- **Task prompt**: If a line in the data below includes the string "legend", please return a copy of it.

- **Records for the exercise**:
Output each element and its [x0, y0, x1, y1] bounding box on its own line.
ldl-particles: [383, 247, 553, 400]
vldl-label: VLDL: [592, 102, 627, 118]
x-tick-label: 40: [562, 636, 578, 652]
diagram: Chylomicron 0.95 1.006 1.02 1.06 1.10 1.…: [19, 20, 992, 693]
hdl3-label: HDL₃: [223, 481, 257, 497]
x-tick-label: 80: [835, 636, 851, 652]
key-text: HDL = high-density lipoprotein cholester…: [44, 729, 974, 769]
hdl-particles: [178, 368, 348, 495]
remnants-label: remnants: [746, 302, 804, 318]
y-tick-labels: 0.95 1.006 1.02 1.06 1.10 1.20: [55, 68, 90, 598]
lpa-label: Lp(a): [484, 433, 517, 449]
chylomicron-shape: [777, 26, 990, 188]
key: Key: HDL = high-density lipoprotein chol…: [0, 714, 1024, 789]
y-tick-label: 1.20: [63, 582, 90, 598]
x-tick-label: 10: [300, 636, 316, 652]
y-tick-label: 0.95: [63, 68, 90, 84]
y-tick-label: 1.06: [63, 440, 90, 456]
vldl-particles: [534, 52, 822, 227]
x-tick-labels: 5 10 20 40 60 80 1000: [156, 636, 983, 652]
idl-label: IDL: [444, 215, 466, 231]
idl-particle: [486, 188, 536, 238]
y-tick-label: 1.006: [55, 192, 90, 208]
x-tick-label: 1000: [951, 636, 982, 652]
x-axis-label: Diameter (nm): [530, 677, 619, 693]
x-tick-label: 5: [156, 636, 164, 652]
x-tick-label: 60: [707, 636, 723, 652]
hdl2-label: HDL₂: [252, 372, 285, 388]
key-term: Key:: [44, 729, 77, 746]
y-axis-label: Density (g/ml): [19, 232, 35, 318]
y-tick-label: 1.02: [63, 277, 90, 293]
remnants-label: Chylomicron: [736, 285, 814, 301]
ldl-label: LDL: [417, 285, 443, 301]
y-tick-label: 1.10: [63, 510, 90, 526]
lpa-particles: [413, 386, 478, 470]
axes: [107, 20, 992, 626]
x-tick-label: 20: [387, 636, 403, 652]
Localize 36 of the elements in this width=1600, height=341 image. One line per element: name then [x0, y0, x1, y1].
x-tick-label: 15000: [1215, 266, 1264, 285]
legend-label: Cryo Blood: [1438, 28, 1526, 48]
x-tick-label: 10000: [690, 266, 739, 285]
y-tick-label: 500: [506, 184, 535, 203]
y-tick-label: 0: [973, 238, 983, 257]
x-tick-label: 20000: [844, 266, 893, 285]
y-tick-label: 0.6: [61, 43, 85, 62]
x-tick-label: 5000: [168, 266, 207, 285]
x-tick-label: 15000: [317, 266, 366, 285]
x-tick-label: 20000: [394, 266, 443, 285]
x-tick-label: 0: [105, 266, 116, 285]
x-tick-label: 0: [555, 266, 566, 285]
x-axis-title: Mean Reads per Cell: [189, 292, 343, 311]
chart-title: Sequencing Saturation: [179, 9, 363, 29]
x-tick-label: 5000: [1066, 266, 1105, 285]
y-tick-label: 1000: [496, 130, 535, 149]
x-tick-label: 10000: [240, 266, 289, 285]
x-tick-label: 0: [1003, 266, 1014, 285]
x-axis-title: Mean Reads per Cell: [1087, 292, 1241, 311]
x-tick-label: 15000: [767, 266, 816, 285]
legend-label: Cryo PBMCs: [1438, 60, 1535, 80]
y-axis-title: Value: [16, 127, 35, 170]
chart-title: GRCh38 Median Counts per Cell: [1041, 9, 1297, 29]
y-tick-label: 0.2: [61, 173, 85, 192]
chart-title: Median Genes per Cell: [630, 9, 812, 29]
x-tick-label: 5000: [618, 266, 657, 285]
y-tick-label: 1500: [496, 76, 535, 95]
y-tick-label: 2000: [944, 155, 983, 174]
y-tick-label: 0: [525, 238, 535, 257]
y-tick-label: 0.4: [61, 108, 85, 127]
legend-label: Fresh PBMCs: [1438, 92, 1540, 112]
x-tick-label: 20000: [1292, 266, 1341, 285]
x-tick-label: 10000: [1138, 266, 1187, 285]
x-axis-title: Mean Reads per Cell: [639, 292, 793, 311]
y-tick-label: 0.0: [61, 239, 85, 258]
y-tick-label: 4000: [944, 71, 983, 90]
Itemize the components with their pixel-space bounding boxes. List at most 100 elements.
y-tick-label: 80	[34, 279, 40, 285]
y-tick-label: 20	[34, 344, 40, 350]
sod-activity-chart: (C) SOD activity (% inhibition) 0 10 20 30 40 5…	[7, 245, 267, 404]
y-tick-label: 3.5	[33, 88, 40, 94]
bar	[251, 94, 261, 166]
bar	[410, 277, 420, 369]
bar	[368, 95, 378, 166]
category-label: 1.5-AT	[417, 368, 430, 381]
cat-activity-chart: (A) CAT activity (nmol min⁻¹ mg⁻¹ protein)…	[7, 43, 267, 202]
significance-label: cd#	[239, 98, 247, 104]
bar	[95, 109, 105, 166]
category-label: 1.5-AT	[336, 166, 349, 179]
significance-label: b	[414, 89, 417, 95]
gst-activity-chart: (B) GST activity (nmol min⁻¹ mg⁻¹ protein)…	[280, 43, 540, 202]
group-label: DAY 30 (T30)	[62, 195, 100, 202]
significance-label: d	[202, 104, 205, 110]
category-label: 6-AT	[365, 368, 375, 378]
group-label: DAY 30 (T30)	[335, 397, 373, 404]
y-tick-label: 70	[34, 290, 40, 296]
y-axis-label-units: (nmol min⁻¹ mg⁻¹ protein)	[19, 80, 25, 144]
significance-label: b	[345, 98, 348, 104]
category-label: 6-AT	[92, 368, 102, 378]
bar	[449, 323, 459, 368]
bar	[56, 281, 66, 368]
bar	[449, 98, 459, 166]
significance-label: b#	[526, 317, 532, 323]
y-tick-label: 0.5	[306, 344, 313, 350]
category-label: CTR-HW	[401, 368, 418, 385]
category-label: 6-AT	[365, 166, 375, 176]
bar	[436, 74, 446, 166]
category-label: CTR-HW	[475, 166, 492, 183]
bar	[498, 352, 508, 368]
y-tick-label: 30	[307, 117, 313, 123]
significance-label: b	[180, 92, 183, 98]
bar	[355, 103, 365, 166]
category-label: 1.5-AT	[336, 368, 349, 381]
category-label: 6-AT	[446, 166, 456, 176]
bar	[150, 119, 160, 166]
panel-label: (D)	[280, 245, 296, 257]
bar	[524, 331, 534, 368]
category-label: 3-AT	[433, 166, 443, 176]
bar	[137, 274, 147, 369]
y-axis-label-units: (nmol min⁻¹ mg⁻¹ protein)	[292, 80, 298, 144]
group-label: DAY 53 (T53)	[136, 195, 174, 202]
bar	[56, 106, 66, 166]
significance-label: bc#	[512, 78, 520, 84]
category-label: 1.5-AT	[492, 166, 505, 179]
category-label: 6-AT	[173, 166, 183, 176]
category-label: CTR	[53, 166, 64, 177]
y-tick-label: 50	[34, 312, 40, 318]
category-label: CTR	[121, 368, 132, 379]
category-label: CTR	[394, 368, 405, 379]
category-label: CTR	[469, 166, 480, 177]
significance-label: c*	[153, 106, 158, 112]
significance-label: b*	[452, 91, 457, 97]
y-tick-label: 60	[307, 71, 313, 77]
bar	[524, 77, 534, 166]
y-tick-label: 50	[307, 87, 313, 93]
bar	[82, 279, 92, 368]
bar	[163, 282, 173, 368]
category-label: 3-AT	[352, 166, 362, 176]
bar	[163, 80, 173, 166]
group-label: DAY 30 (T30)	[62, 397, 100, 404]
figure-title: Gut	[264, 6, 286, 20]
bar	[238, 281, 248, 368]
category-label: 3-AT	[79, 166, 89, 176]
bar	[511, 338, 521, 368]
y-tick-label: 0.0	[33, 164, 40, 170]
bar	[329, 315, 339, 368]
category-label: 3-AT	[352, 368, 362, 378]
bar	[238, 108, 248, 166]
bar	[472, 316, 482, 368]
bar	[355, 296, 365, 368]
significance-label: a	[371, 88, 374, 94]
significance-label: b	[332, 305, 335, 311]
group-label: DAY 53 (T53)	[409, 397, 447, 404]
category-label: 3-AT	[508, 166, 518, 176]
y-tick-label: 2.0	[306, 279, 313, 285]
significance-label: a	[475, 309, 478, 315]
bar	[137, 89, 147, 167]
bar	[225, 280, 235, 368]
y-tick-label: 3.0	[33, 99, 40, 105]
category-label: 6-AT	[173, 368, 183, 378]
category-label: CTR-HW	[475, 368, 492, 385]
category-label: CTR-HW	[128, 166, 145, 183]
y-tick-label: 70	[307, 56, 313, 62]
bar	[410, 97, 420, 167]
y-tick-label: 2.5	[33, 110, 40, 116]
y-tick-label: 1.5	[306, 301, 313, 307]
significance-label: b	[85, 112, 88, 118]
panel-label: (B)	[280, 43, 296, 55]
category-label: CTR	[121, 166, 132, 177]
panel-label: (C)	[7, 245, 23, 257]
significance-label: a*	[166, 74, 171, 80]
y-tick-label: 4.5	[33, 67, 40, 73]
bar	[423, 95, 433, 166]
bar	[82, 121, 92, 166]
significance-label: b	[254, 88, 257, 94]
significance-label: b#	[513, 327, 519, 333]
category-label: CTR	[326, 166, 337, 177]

- **Answer below**:
legend-label: Cryo Blood: [1438, 28, 1526, 48]
legend-label: Cryo PBMCs: [1438, 60, 1535, 80]
legend-label: Fresh PBMCs: [1438, 92, 1540, 112]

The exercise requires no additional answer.